● **TASK INSTRUCTIONS**
Go through the entries below and copy each line containing the word "name".

Chart and figure data:
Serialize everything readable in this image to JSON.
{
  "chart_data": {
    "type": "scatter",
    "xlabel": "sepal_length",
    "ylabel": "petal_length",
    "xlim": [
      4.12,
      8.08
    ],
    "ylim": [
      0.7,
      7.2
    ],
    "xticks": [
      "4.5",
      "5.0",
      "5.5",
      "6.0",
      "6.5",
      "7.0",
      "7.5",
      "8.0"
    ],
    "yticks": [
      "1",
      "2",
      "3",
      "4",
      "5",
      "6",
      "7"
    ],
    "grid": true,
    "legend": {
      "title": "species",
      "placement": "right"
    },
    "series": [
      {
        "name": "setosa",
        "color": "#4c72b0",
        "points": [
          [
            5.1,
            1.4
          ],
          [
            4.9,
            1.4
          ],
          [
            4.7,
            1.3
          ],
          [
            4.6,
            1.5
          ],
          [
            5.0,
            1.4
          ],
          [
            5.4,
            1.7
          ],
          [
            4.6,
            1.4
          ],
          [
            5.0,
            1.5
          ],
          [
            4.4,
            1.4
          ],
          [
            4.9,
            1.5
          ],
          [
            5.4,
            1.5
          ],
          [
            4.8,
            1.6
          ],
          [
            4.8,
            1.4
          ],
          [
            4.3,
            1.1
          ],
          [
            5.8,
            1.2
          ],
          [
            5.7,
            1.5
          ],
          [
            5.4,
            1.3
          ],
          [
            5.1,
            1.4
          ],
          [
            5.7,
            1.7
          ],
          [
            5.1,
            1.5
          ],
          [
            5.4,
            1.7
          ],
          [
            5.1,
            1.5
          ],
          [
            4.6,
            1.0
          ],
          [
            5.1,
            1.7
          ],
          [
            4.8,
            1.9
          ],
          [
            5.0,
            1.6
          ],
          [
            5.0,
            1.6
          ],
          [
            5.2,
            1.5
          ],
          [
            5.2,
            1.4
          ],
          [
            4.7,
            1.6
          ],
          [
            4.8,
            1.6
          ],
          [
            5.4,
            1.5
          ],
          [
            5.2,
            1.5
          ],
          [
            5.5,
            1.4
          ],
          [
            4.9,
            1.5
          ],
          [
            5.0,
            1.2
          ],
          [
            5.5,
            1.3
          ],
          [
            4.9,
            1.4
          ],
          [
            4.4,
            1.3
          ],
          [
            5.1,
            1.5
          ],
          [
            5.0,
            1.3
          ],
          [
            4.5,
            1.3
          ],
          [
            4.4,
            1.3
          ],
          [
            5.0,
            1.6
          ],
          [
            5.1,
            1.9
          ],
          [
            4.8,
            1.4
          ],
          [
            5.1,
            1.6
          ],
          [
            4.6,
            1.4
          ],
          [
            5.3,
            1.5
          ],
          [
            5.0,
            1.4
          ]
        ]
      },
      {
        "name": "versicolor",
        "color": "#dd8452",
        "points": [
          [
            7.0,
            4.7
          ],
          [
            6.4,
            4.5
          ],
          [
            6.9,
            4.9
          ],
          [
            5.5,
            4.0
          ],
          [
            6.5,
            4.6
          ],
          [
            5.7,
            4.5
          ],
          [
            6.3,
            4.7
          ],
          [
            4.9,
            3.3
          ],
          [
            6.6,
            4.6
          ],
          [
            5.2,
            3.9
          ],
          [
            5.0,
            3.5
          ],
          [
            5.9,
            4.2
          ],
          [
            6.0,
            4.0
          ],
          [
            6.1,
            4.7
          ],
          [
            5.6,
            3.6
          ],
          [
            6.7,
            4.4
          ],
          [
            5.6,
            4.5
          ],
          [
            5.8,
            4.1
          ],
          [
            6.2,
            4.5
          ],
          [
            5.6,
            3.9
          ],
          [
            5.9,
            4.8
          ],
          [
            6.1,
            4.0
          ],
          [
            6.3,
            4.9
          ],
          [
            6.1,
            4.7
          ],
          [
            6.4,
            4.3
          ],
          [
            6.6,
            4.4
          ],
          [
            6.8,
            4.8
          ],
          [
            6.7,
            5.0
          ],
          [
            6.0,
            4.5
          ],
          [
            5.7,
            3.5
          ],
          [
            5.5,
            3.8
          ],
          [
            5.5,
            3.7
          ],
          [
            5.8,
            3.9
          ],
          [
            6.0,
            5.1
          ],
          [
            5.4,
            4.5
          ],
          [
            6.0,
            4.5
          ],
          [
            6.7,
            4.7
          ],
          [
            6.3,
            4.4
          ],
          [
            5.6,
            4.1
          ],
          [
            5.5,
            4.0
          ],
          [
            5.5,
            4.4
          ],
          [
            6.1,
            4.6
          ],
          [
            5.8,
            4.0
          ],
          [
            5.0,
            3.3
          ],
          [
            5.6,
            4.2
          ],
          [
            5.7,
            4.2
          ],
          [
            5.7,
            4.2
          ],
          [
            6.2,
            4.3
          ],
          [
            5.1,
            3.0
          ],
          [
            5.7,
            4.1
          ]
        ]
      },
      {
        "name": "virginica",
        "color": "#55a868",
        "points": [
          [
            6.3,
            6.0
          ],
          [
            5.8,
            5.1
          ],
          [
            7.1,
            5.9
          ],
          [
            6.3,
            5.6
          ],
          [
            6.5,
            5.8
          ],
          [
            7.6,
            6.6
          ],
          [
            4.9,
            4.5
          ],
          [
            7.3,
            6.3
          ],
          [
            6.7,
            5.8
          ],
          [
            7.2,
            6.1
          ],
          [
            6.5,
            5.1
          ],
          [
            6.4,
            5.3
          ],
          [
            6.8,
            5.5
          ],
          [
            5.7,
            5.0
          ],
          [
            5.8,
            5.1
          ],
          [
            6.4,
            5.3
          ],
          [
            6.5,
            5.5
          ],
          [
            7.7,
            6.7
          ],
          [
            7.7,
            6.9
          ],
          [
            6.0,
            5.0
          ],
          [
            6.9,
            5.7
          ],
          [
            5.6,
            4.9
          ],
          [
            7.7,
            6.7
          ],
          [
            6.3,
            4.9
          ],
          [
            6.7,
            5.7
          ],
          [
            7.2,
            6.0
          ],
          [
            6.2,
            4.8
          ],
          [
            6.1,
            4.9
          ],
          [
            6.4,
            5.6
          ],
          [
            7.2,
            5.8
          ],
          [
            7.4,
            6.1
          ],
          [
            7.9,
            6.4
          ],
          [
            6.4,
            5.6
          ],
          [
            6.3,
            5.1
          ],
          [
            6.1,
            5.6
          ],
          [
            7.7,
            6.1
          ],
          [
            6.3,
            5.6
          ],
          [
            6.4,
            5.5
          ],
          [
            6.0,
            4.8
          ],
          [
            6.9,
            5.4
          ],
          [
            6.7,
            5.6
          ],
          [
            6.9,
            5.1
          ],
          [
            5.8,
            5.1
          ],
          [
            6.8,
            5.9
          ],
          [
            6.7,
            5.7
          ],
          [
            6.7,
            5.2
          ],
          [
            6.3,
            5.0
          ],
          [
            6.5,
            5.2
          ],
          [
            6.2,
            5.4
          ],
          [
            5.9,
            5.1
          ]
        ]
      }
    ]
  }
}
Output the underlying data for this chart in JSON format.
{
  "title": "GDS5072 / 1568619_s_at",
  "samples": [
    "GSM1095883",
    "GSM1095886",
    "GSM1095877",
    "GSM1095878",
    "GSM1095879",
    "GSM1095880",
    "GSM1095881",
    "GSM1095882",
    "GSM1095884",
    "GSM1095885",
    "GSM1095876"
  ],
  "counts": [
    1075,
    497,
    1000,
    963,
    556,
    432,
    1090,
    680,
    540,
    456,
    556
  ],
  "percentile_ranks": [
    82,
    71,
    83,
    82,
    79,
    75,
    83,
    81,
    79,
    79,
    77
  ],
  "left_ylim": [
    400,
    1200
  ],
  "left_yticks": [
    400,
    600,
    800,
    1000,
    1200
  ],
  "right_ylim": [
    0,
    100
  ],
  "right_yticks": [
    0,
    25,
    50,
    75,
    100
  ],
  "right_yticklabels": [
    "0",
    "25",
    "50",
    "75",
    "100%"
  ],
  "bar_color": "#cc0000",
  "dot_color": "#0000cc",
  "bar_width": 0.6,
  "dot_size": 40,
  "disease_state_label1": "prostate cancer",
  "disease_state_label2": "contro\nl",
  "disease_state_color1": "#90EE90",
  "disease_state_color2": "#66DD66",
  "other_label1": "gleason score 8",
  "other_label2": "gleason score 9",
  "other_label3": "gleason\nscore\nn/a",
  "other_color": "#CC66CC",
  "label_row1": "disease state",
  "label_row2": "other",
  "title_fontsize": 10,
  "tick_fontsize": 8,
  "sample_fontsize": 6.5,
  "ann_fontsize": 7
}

● **CORRECT ANSWER**
        "name": "setosa",
        "name": "versicolor",
        "name": "virginica",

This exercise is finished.